======== Data in this exercise ========

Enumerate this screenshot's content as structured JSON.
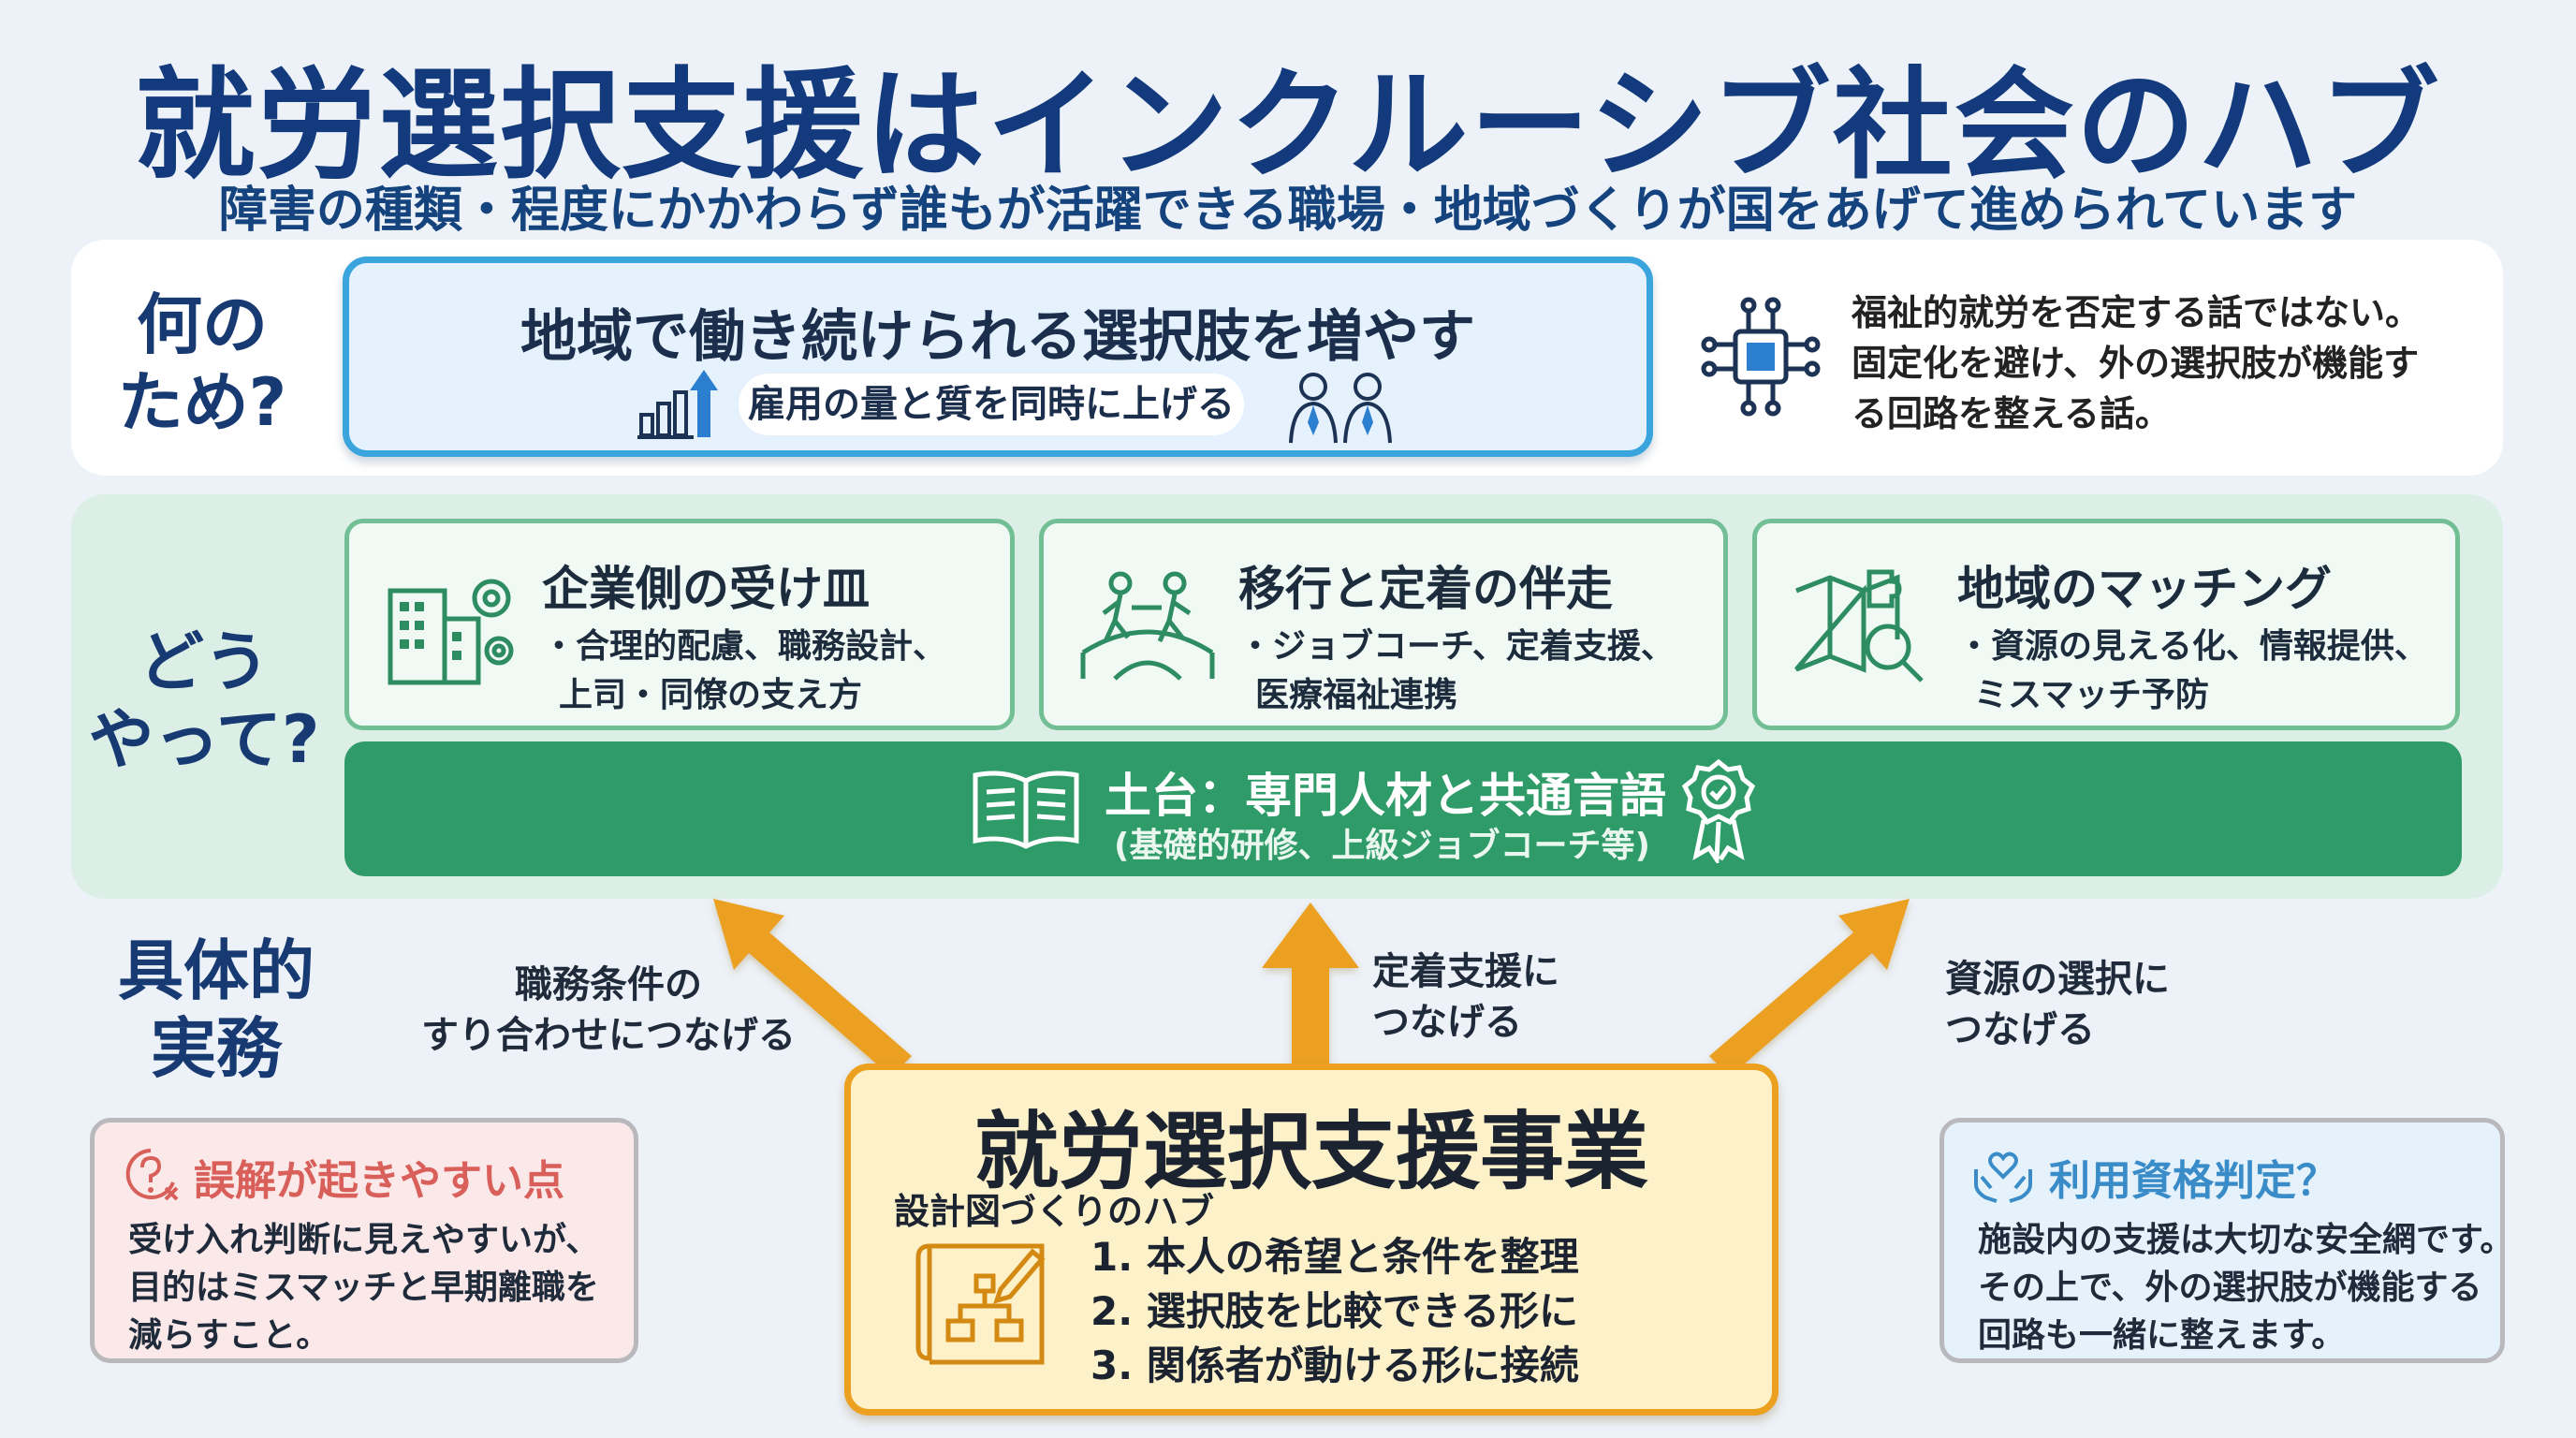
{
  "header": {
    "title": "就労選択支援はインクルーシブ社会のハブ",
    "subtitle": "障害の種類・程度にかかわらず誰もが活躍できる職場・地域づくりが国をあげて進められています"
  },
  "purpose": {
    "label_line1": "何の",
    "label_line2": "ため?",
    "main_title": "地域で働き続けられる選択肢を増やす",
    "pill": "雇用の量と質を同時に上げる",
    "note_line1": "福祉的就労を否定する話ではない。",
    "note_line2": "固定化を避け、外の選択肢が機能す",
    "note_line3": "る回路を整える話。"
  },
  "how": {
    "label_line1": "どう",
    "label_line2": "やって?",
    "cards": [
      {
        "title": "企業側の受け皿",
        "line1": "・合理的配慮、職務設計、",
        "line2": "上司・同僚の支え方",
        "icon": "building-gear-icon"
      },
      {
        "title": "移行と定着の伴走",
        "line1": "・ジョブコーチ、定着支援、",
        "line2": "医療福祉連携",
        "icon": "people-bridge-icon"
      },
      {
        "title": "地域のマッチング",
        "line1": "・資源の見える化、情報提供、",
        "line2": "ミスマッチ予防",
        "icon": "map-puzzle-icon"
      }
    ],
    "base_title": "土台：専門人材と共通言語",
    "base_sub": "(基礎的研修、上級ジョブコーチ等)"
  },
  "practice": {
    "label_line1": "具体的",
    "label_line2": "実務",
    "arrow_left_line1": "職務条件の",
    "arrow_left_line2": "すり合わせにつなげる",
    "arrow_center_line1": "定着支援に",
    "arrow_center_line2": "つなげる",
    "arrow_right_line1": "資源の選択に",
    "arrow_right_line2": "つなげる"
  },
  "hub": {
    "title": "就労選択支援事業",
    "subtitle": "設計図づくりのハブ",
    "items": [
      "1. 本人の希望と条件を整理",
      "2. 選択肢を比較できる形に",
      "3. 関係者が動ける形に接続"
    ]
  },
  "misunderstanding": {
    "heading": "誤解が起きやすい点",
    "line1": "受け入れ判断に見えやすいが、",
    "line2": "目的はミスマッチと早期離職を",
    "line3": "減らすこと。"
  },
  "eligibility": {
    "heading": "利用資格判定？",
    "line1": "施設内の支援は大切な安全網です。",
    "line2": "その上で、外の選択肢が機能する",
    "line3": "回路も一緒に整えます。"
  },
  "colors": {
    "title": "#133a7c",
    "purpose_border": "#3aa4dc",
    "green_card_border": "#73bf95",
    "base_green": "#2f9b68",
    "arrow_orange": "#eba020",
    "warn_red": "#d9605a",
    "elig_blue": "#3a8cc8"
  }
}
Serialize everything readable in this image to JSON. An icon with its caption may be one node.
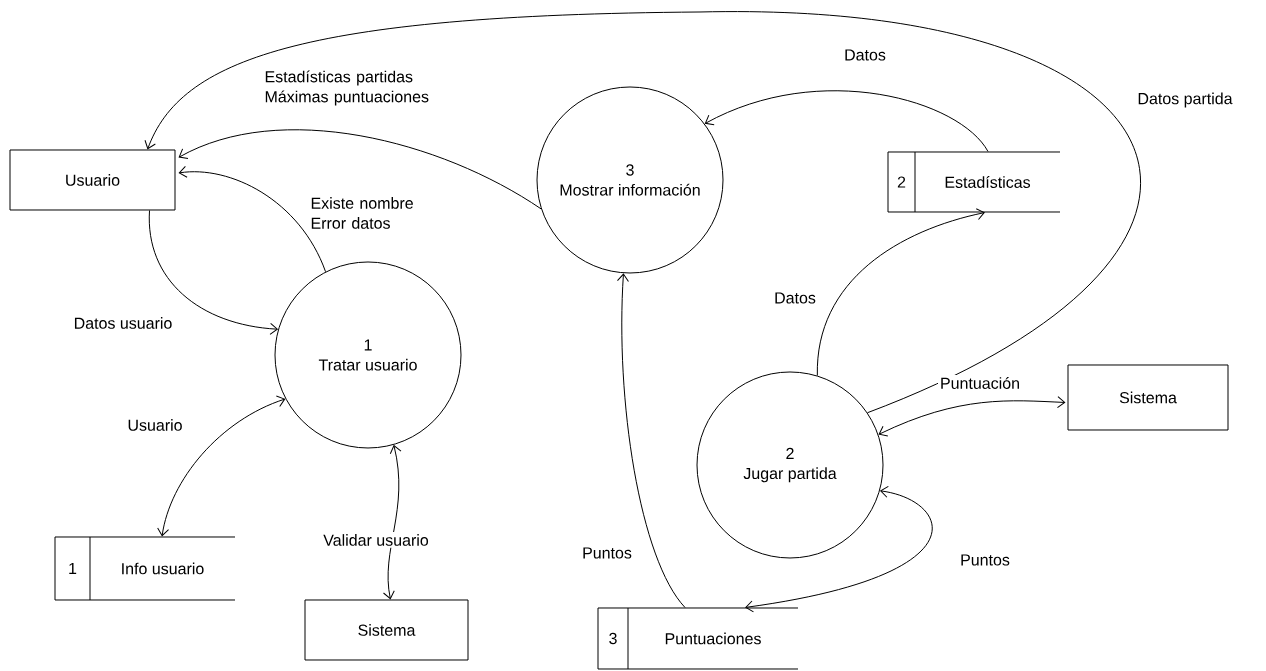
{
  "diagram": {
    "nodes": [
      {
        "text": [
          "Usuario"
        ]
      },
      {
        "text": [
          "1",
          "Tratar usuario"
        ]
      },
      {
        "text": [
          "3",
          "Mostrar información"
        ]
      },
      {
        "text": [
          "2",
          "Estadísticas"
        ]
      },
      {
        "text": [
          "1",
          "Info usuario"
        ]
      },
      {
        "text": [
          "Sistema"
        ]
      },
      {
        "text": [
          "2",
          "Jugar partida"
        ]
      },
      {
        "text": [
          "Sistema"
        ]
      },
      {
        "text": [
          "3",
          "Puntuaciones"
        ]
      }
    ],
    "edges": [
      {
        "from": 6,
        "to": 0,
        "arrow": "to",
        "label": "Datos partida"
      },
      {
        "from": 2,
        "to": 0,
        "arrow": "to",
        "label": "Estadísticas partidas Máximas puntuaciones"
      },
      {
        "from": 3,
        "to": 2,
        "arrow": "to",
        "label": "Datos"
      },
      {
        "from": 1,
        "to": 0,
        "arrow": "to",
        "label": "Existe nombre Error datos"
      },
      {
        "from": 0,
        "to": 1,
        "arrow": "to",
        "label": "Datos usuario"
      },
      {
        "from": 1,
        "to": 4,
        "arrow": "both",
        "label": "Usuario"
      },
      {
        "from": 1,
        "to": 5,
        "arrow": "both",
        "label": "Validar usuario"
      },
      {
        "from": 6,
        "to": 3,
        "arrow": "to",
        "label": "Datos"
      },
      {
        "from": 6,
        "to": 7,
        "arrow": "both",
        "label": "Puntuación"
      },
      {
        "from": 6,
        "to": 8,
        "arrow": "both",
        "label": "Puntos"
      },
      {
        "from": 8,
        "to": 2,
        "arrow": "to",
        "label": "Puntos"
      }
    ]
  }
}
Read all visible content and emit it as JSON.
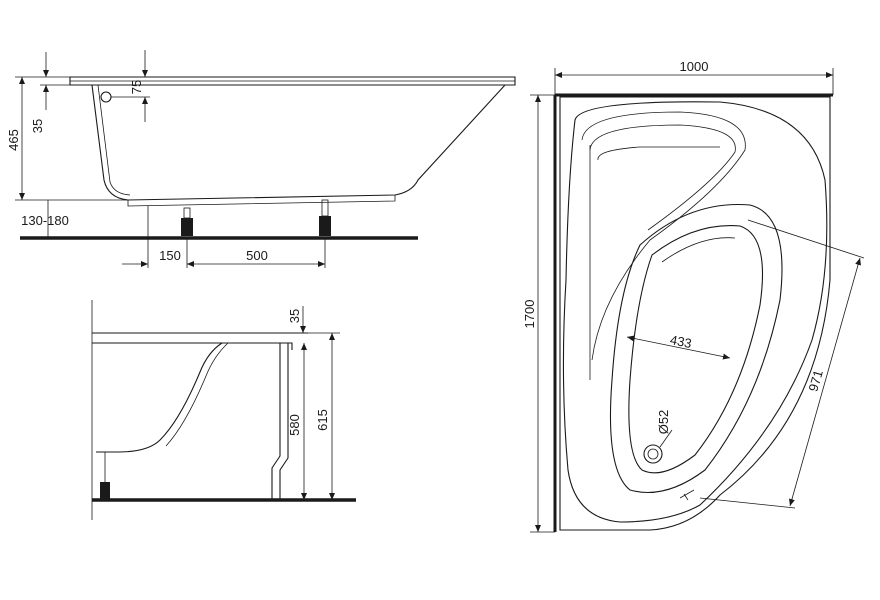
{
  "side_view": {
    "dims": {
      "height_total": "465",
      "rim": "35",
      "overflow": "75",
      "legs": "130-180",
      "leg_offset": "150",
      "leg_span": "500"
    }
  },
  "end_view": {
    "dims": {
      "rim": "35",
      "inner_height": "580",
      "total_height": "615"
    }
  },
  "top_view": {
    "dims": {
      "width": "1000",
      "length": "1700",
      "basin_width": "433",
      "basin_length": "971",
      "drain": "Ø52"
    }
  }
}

========

### Exercise instructions:
Any pictures should be dropped; transcribe the rest of the records above exactly.

### Exercise output:
Enumerate this screenshot's content as structured JSON.
{
  "header": {
    "title": "就労選択支援はインクルーシブ社会のハブ",
    "subtitle": "障害の種類・程度にかかわらず誰もが活躍できる職場・地域づくりが国をあげて進められています"
  },
  "purpose": {
    "label_line1": "何の",
    "label_line2": "ため?",
    "main_title": "地域で働き続けられる選択肢を増やす",
    "pill": "雇用の量と質を同時に上げる",
    "note_line1": "福祉的就労を否定する話ではない。",
    "note_line2": "固定化を避け、外の選択肢が機能す",
    "note_line3": "る回路を整える話。"
  },
  "how": {
    "label_line1": "どう",
    "label_line2": "やって?",
    "cards": [
      {
        "title": "企業側の受け皿",
        "line1": "・合理的配慮、職務設計、",
        "line2": "上司・同僚の支え方",
        "icon": "building-gear-icon"
      },
      {
        "title": "移行と定着の伴走",
        "line1": "・ジョブコーチ、定着支援、",
        "line2": "医療福祉連携",
        "icon": "people-bridge-icon"
      },
      {
        "title": "地域のマッチング",
        "line1": "・資源の見える化、情報提供、",
        "line2": "ミスマッチ予防",
        "icon": "map-puzzle-icon"
      }
    ],
    "base_title": "土台：専門人材と共通言語",
    "base_sub": "(基礎的研修、上級ジョブコーチ等)"
  },
  "practice": {
    "label_line1": "具体的",
    "label_line2": "実務",
    "arrow_left_line1": "職務条件の",
    "arrow_left_line2": "すり合わせにつなげる",
    "arrow_center_line1": "定着支援に",
    "arrow_center_line2": "つなげる",
    "arrow_right_line1": "資源の選択に",
    "arrow_right_line2": "つなげる"
  },
  "hub": {
    "title": "就労選択支援事業",
    "subtitle": "設計図づくりのハブ",
    "items": [
      "1. 本人の希望と条件を整理",
      "2. 選択肢を比較できる形に",
      "3. 関係者が動ける形に接続"
    ]
  },
  "misunderstanding": {
    "heading": "誤解が起きやすい点",
    "line1": "受け入れ判断に見えやすいが、",
    "line2": "目的はミスマッチと早期離職を",
    "line3": "減らすこと。"
  },
  "eligibility": {
    "heading": "利用資格判定？",
    "line1": "施設内の支援は大切な安全網です。",
    "line2": "その上で、外の選択肢が機能する",
    "line3": "回路も一緒に整えます。"
  },
  "colors": {
    "title": "#133a7c",
    "purpose_border": "#3aa4dc",
    "green_card_border": "#73bf95",
    "base_green": "#2f9b68",
    "arrow_orange": "#eba020",
    "warn_red": "#d9605a",
    "elig_blue": "#3a8cc8"
  }
}
Serialize everything readable in this image to JSON. An icon with its caption may be one node.
{
  "diagram": {
    "nodes": [
      {
        "text": [
          "Usuario"
        ]
      },
      {
        "text": [
          "1",
          "Tratar usuario"
        ]
      },
      {
        "text": [
          "3",
          "Mostrar información"
        ]
      },
      {
        "text": [
          "2",
          "Estadísticas"
        ]
      },
      {
        "text": [
          "1",
          "Info usuario"
        ]
      },
      {
        "text": [
          "Sistema"
        ]
      },
      {
        "text": [
          "2",
          "Jugar partida"
        ]
      },
      {
        "text": [
          "Sistema"
        ]
      },
      {
        "text": [
          "3",
          "Puntuaciones"
        ]
      }
    ],
    "edges": [
      {
        "from": 6,
        "to": 0,
        "arrow": "to",
        "label": "Datos partida"
      },
      {
        "from": 2,
        "to": 0,
        "arrow": "to",
        "label": "Estadísticas partidas Máximas puntuaciones"
      },
      {
        "from": 3,
        "to": 2,
        "arrow": "to",
        "label": "Datos"
      },
      {
        "from": 1,
        "to": 0,
        "arrow": "to",
        "label": "Existe nombre Error datos"
      },
      {
        "from": 0,
        "to": 1,
        "arrow": "to",
        "label": "Datos usuario"
      },
      {
        "from": 1,
        "to": 4,
        "arrow": "both",
        "label": "Usuario"
      },
      {
        "from": 1,
        "to": 5,
        "arrow": "both",
        "label": "Validar usuario"
      },
      {
        "from": 6,
        "to": 3,
        "arrow": "to",
        "label": "Datos"
      },
      {
        "from": 6,
        "to": 7,
        "arrow": "both",
        "label": "Puntuación"
      },
      {
        "from": 6,
        "to": 8,
        "arrow": "both",
        "label": "Puntos"
      },
      {
        "from": 8,
        "to": 2,
        "arrow": "to",
        "label": "Puntos"
      }
    ]
  }
}
Read all visible content and emit it as JSON.
{
  "side_view": {
    "dims": {
      "height_total": "465",
      "rim": "35",
      "overflow": "75",
      "legs": "130-180",
      "leg_offset": "150",
      "leg_span": "500"
    }
  },
  "end_view": {
    "dims": {
      "rim": "35",
      "inner_height": "580",
      "total_height": "615"
    }
  },
  "top_view": {
    "dims": {
      "width": "1000",
      "length": "1700",
      "basin_width": "433",
      "basin_length": "971",
      "drain": "Ø52"
    }
  }
}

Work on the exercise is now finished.